* Stated goal:
Only a number is wanted: how many lines in the listing contain the word "screenshot"?

* Extracted records:
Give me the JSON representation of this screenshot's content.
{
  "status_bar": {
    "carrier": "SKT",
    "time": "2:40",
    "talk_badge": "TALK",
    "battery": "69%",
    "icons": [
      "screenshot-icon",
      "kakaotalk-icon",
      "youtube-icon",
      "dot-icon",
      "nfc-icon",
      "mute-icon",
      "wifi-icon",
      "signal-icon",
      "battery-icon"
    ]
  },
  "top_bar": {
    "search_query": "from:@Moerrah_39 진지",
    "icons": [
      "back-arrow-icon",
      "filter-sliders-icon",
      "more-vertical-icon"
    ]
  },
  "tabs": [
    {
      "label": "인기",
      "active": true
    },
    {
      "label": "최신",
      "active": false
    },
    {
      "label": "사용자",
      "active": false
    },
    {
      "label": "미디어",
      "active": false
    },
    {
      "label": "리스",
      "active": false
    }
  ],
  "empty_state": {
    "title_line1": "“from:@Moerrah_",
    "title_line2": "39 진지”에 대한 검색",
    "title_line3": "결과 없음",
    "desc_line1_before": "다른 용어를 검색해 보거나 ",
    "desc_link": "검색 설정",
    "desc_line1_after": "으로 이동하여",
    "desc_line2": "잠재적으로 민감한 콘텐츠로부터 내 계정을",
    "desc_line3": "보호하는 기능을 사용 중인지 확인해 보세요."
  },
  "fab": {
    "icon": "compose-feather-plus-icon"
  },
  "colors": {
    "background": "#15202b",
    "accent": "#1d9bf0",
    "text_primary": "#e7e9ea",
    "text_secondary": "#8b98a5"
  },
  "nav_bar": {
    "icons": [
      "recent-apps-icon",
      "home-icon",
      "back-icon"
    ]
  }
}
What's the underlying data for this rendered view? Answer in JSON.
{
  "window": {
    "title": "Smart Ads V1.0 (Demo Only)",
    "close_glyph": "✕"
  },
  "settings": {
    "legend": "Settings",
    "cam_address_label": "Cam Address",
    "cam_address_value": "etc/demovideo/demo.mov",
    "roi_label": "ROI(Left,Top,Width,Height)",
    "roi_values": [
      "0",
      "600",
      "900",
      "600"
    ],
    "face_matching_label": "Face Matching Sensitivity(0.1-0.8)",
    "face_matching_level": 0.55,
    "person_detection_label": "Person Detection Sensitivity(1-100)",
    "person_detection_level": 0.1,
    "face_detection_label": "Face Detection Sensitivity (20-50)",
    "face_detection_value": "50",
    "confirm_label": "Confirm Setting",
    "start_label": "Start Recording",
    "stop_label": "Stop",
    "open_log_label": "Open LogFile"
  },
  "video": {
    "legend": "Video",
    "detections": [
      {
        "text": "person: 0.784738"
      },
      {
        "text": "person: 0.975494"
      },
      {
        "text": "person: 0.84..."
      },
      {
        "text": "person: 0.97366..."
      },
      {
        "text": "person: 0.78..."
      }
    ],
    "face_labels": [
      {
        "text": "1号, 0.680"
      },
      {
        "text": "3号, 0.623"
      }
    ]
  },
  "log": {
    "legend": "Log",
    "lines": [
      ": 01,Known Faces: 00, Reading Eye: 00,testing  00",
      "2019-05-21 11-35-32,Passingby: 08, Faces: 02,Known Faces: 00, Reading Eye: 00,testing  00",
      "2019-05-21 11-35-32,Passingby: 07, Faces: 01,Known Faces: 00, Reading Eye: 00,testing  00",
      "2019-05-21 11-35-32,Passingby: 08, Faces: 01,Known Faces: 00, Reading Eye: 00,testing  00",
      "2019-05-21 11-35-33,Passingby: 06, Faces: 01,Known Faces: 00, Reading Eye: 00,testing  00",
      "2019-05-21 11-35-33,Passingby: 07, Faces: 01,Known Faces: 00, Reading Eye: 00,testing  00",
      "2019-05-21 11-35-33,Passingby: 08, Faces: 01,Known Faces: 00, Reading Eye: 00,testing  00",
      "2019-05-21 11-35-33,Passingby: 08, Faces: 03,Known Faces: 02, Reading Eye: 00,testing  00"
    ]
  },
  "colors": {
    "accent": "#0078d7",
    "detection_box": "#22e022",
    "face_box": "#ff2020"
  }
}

* Finished task:
2